== DO THIS ==
Reproduce the listing word for word, leaving every picture behind.

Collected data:

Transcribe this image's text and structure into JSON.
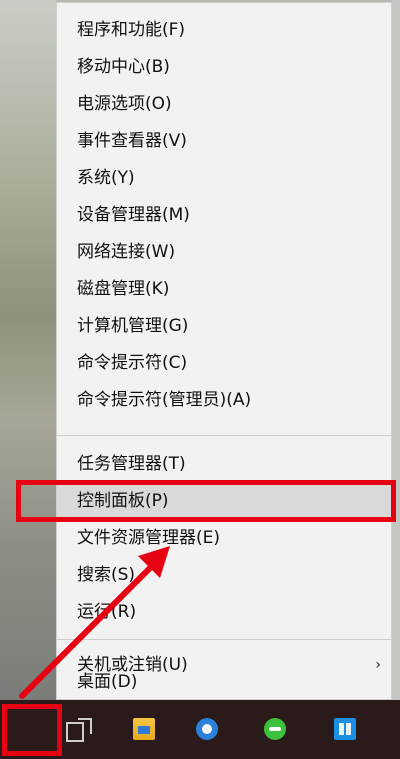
{
  "menu": {
    "items": [
      {
        "label": "程序和功能(F)"
      },
      {
        "label": "移动中心(B)"
      },
      {
        "label": "电源选项(O)"
      },
      {
        "label": "事件查看器(V)"
      },
      {
        "label": "系统(Y)"
      },
      {
        "label": "设备管理器(M)"
      },
      {
        "label": "网络连接(W)"
      },
      {
        "label": "磁盘管理(K)"
      },
      {
        "label": "计算机管理(G)"
      },
      {
        "label": "命令提示符(C)"
      },
      {
        "label": "命令提示符(管理员)(A)"
      },
      {
        "label": "任务管理器(T)"
      },
      {
        "label": "控制面板(P)"
      },
      {
        "label": "文件资源管理器(E)"
      },
      {
        "label": "搜索(S)"
      },
      {
        "label": "运行(R)"
      },
      {
        "label": "关机或注销(U)",
        "submenu_arrow": "›"
      },
      {
        "label": "桌面(D)"
      }
    ],
    "highlighted_item": "控制面板(P)"
  },
  "taskbar": {
    "icons": [
      "start-button",
      "task-view-icon",
      "file-explorer-icon",
      "browser-icon",
      "wechat-icon",
      "store-icon"
    ]
  },
  "annotation": {
    "color": "#e60012"
  }
}
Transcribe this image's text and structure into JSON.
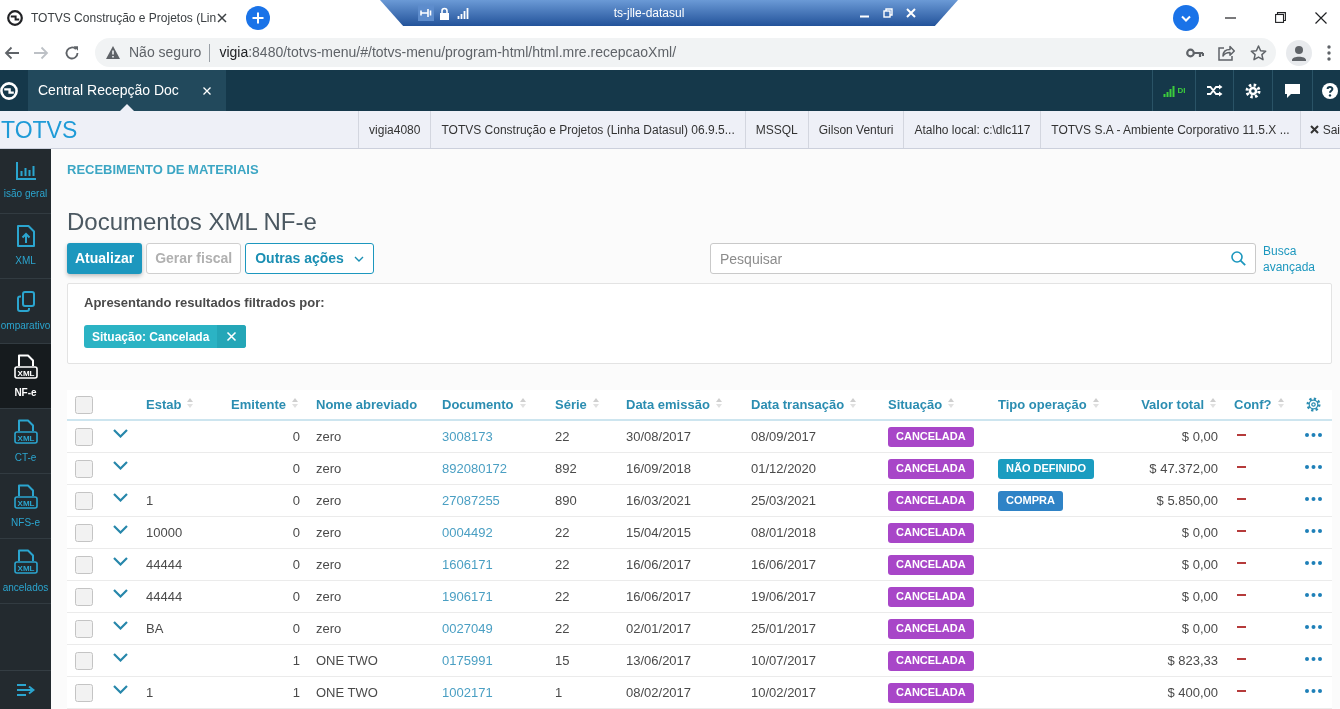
{
  "browser": {
    "tab_title": "TOTVS Construção e Projetos (Lin",
    "security_label": "Não seguro",
    "url_host": "vigia",
    "url_path": ":8480/totvs-menu/#/totvs-menu/program-html/html.mre.recepcaoXml/"
  },
  "remote_bar": {
    "title": "ts-jlle-datasul"
  },
  "app_header": {
    "tab": {
      "label": "Central Recepção Doc"
    },
    "connection_label": "DI"
  },
  "info_bar": {
    "brand": "TOTVS",
    "items": [
      "vigia4080",
      "TOTVS Construção e Projetos (Linha Datasul) 06.9.5...",
      "MSSQL",
      "Gilson Venturi",
      "Atalho local: c:\\dlc117",
      "TOTVS S.A - Ambiente Corporativo 11.5.X ..."
    ],
    "exit_label": "Sai"
  },
  "sidebar": {
    "items": [
      {
        "label": "isão geral",
        "selected": false
      },
      {
        "label": "XML",
        "selected": false
      },
      {
        "label": "omparativo",
        "selected": false
      },
      {
        "label": "NF-e",
        "badge": "XML",
        "selected": true
      },
      {
        "label": "CT-e",
        "badge": "XML",
        "selected": false
      },
      {
        "label": "NFS-e",
        "badge": "XML",
        "selected": false
      },
      {
        "label": "ancelados",
        "badge": "XML",
        "selected": false
      }
    ]
  },
  "page": {
    "breadcrumb": "RECEBIMENTO DE MATERIAIS",
    "title": "Documentos XML NF-e",
    "actions": [
      {
        "label": "Atualizar",
        "kind": "primary",
        "disabled": false
      },
      {
        "label": "Gerar fiscal",
        "kind": "default",
        "disabled": true
      },
      {
        "label": "Outras ações",
        "kind": "dropdown",
        "disabled": false
      }
    ],
    "search": {
      "placeholder": "Pesquisar"
    },
    "advanced_search": "Busca avançada"
  },
  "filter": {
    "title": "Apresentando resultados filtrados por:",
    "tags": [
      {
        "label": "Situação: Cancelada"
      }
    ]
  },
  "table": {
    "header_checkbox": {
      "checked": false
    },
    "columns": [
      {
        "label": "Estab",
        "sortable": true
      },
      {
        "label": "Emitente",
        "sortable": true
      },
      {
        "label": "Nome abreviado",
        "sortable": false
      },
      {
        "label": "Documento",
        "sortable": true
      },
      {
        "label": "Série",
        "sortable": true
      },
      {
        "label": "Data emissão",
        "sortable": true
      },
      {
        "label": "Data transação",
        "sortable": true
      },
      {
        "label": "Situação",
        "sortable": true
      },
      {
        "label": "Tipo operação",
        "sortable": true
      },
      {
        "label": "Valor total",
        "sortable": true
      },
      {
        "label": "Conf?",
        "sortable": true
      }
    ],
    "rows": [
      {
        "checked": false,
        "expanded": false,
        "emitente": "0",
        "nome_abreviado": "zero",
        "documento": "3008173",
        "serie": "22",
        "data_emissao": "30/08/2017",
        "data_transacao": "08/09/2017",
        "situacao": {
          "label": "CANCELADA",
          "color": "#a846c8"
        },
        "valor_total": "$ 0,00",
        "conf": false
      },
      {
        "checked": false,
        "expanded": false,
        "emitente": "0",
        "nome_abreviado": "zero",
        "documento": "892080172",
        "serie": "892",
        "data_emissao": "16/09/2018",
        "data_transacao": "01/12/2020",
        "situacao": {
          "label": "CANCELADA",
          "color": "#a846c8"
        },
        "tipo_operacao": {
          "label": "NÃO DEFINIDO",
          "color": "#1a9cc0"
        },
        "valor_total": "$ 47.372,00",
        "conf": false
      },
      {
        "checked": false,
        "expanded": false,
        "estab": "1",
        "emitente": "0",
        "nome_abreviado": "zero",
        "documento": "27087255",
        "serie": "890",
        "data_emissao": "16/03/2021",
        "data_transacao": "25/03/2021",
        "situacao": {
          "label": "CANCELADA",
          "color": "#a846c8"
        },
        "tipo_operacao": {
          "label": "COMPRA",
          "color": "#2f83c6"
        },
        "valor_total": "$ 5.850,00",
        "conf": false
      },
      {
        "checked": false,
        "expanded": false,
        "estab": "10000",
        "emitente": "0",
        "nome_abreviado": "zero",
        "documento": "0004492",
        "serie": "22",
        "data_emissao": "15/04/2015",
        "data_transacao": "08/01/2018",
        "situacao": {
          "label": "CANCELADA",
          "color": "#a846c8"
        },
        "valor_total": "$ 0,00",
        "conf": false
      },
      {
        "checked": false,
        "expanded": false,
        "estab": "44444",
        "emitente": "0",
        "nome_abreviado": "zero",
        "documento": "1606171",
        "serie": "22",
        "data_emissao": "16/06/2017",
        "data_transacao": "16/06/2017",
        "situacao": {
          "label": "CANCELADA",
          "color": "#a846c8"
        },
        "valor_total": "$ 0,00",
        "conf": false
      },
      {
        "checked": false,
        "expanded": false,
        "estab": "44444",
        "emitente": "0",
        "nome_abreviado": "zero",
        "documento": "1906171",
        "serie": "22",
        "data_emissao": "16/06/2017",
        "data_transacao": "19/06/2017",
        "situacao": {
          "label": "CANCELADA",
          "color": "#a846c8"
        },
        "valor_total": "$ 0,00",
        "conf": false
      },
      {
        "checked": false,
        "expanded": false,
        "estab": "BA",
        "emitente": "0",
        "nome_abreviado": "zero",
        "documento": "0027049",
        "serie": "22",
        "data_emissao": "02/01/2017",
        "data_transacao": "25/01/2017",
        "situacao": {
          "label": "CANCELADA",
          "color": "#a846c8"
        },
        "valor_total": "$ 0,00",
        "conf": false
      },
      {
        "checked": false,
        "expanded": false,
        "emitente": "1",
        "nome_abreviado": "ONE TWO",
        "documento": "0175991",
        "serie": "15",
        "data_emissao": "13/06/2017",
        "data_transacao": "10/07/2017",
        "situacao": {
          "label": "CANCELADA",
          "color": "#a846c8"
        },
        "valor_total": "$ 823,33",
        "conf": false
      },
      {
        "checked": false,
        "expanded": false,
        "estab": "1",
        "emitente": "1",
        "nome_abreviado": "ONE TWO",
        "documento": "1002171",
        "serie": "1",
        "data_emissao": "08/02/2017",
        "data_transacao": "10/02/2017",
        "situacao": {
          "label": "CANCELADA",
          "color": "#a846c8"
        },
        "valor_total": "$ 400,00",
        "conf": false
      }
    ]
  }
}
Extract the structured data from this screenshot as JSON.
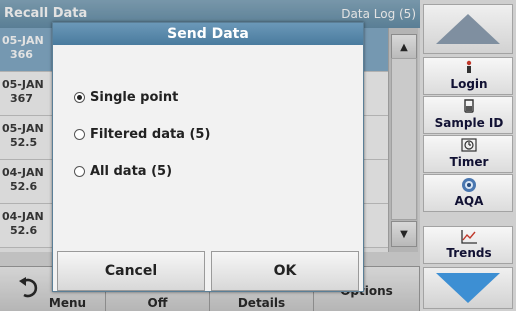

== RESPONSE ==
Transcribe this image's text and structure into JSON.
{
  "menu": {
    "items": [
      {
        "label": "程序和功能(F)"
      },
      {
        "label": "移动中心(B)"
      },
      {
        "label": "电源选项(O)"
      },
      {
        "label": "事件查看器(V)"
      },
      {
        "label": "系统(Y)"
      },
      {
        "label": "设备管理器(M)"
      },
      {
        "label": "网络连接(W)"
      },
      {
        "label": "磁盘管理(K)"
      },
      {
        "label": "计算机管理(G)"
      },
      {
        "label": "命令提示符(C)"
      },
      {
        "label": "命令提示符(管理员)(A)"
      },
      {
        "label": "任务管理器(T)"
      },
      {
        "label": "控制面板(P)"
      },
      {
        "label": "文件资源管理器(E)"
      },
      {
        "label": "搜索(S)"
      },
      {
        "label": "运行(R)"
      },
      {
        "label": "关机或注销(U)",
        "submenu_arrow": "›"
      },
      {
        "label": "桌面(D)"
      }
    ],
    "highlighted_item": "控制面板(P)"
  },
  "taskbar": {
    "icons": [
      "start-button",
      "task-view-icon",
      "file-explorer-icon",
      "browser-icon",
      "wechat-icon",
      "store-icon"
    ]
  },
  "annotation": {
    "color": "#e60012"
  }
}
Transcribe this image's text and structure into JSON.
{
  "browser": {
    "tab_title": "TOTVS Construção e Projetos (Lin",
    "security_label": "Não seguro",
    "url_host": "vigia",
    "url_path": ":8480/totvs-menu/#/totvs-menu/program-html/html.mre.recepcaoXml/"
  },
  "remote_bar": {
    "title": "ts-jlle-datasul"
  },
  "app_header": {
    "tab": {
      "label": "Central Recepção Doc"
    },
    "connection_label": "DI"
  },
  "info_bar": {
    "brand": "TOTVS",
    "items": [
      "vigia4080",
      "TOTVS Construção e Projetos (Linha Datasul) 06.9.5...",
      "MSSQL",
      "Gilson Venturi",
      "Atalho local: c:\\dlc117",
      "TOTVS S.A - Ambiente Corporativo 11.5.X ..."
    ],
    "exit_label": "Sai"
  },
  "sidebar": {
    "items": [
      {
        "label": "isão geral",
        "selected": false
      },
      {
        "label": "XML",
        "selected": false
      },
      {
        "label": "omparativo",
        "selected": false
      },
      {
        "label": "NF-e",
        "badge": "XML",
        "selected": true
      },
      {
        "label": "CT-e",
        "badge": "XML",
        "selected": false
      },
      {
        "label": "NFS-e",
        "badge": "XML",
        "selected": false
      },
      {
        "label": "ancelados",
        "badge": "XML",
        "selected": false
      }
    ]
  },
  "page": {
    "breadcrumb": "RECEBIMENTO DE MATERIAIS",
    "title": "Documentos XML NF-e",
    "actions": [
      {
        "label": "Atualizar",
        "kind": "primary",
        "disabled": false
      },
      {
        "label": "Gerar fiscal",
        "kind": "default",
        "disabled": true
      },
      {
        "label": "Outras ações",
        "kind": "dropdown",
        "disabled": false
      }
    ],
    "search": {
      "placeholder": "Pesquisar"
    },
    "advanced_search": "Busca avançada"
  },
  "filter": {
    "title": "Apresentando resultados filtrados por:",
    "tags": [
      {
        "label": "Situação: Cancelada"
      }
    ]
  },
  "table": {
    "header_checkbox": {
      "checked": false
    },
    "columns": [
      {
        "label": "Estab",
        "sortable": true
      },
      {
        "label": "Emitente",
        "sortable": true
      },
      {
        "label": "Nome abreviado",
        "sortable": false
      },
      {
        "label": "Documento",
        "sortable": true
      },
      {
        "label": "Série",
        "sortable": true
      },
      {
        "label": "Data emissão",
        "sortable": true
      },
      {
        "label": "Data transação",
        "sortable": true
      },
      {
        "label": "Situação",
        "sortable": true
      },
      {
        "label": "Tipo operação",
        "sortable": true
      },
      {
        "label": "Valor total",
        "sortable": true
      },
      {
        "label": "Conf?",
        "sortable": true
      }
    ],
    "rows": [
      {
        "checked": false,
        "expanded": false,
        "emitente": "0",
        "nome_abreviado": "zero",
        "documento": "3008173",
        "serie": "22",
        "data_emissao": "30/08/2017",
        "data_transacao": "08/09/2017",
        "situacao": {
          "label": "CANCELADA",
          "color": "#a846c8"
        },
        "valor_total": "$ 0,00",
        "conf": false
      },
      {
        "checked": false,
        "expanded": false,
        "emitente": "0",
        "nome_abreviado": "zero",
        "documento": "892080172",
        "serie": "892",
        "data_emissao": "16/09/2018",
        "data_transacao": "01/12/2020",
        "situacao": {
          "label": "CANCELADA",
          "color": "#a846c8"
        },
        "tipo_operacao": {
          "label": "NÃO DEFINIDO",
          "color": "#1a9cc0"
        },
        "valor_total": "$ 47.372,00",
        "conf": false
      },
      {
        "checked": false,
        "expanded": false,
        "estab": "1",
        "emitente": "0",
        "nome_abreviado": "zero",
        "documento": "27087255",
        "serie": "890",
        "data_emissao": "16/03/2021",
        "data_transacao": "25/03/2021",
        "situacao": {
          "label": "CANCELADA",
          "color": "#a846c8"
        },
        "tipo_operacao": {
          "label": "COMPRA",
          "color": "#2f83c6"
        },
        "valor_total": "$ 5.850,00",
        "conf": false
      },
      {
        "checked": false,
        "expanded": false,
        "estab": "10000",
        "emitente": "0",
        "nome_abreviado": "zero",
        "documento": "0004492",
        "serie": "22",
        "data_emissao": "15/04/2015",
        "data_transacao": "08/01/2018",
        "situacao": {
          "label": "CANCELADA",
          "color": "#a846c8"
        },
        "valor_total": "$ 0,00",
        "conf": false
      },
      {
        "checked": false,
        "expanded": false,
        "estab": "44444",
        "emitente": "0",
        "nome_abreviado": "zero",
        "documento": "1606171",
        "serie": "22",
        "data_emissao": "16/06/2017",
        "data_transacao": "16/06/2017",
        "situacao": {
          "label": "CANCELADA",
          "color": "#a846c8"
        },
        "valor_total": "$ 0,00",
        "conf": false
      },
      {
        "checked": false,
        "expanded": false,
        "estab": "44444",
        "emitente": "0",
        "nome_abreviado": "zero",
        "documento": "1906171",
        "serie": "22",
        "data_emissao": "16/06/2017",
        "data_transacao": "19/06/2017",
        "situacao": {
          "label": "CANCELADA",
          "color": "#a846c8"
        },
        "valor_total": "$ 0,00",
        "conf": false
      },
      {
        "checked": false,
        "expanded": false,
        "estab": "BA",
        "emitente": "0",
        "nome_abreviado": "zero",
        "documento": "0027049",
        "serie": "22",
        "data_emissao": "02/01/2017",
        "data_transacao": "25/01/2017",
        "situacao": {
          "label": "CANCELADA",
          "color": "#a846c8"
        },
        "valor_total": "$ 0,00",
        "conf": false
      },
      {
        "checked": false,
        "expanded": false,
        "emitente": "1",
        "nome_abreviado": "ONE TWO",
        "documento": "0175991",
        "serie": "15",
        "data_emissao": "13/06/2017",
        "data_transacao": "10/07/2017",
        "situacao": {
          "label": "CANCELADA",
          "color": "#a846c8"
        },
        "valor_total": "$ 823,33",
        "conf": false
      },
      {
        "checked": false,
        "expanded": false,
        "estab": "1",
        "emitente": "1",
        "nome_abreviado": "ONE TWO",
        "documento": "1002171",
        "serie": "1",
        "data_emissao": "08/02/2017",
        "data_transacao": "10/02/2017",
        "situacao": {
          "label": "CANCELADA",
          "color": "#a846c8"
        },
        "valor_total": "$ 400,00",
        "conf": false
      }
    ]
  }
}
Extract the structured data from this screenshot as JSON.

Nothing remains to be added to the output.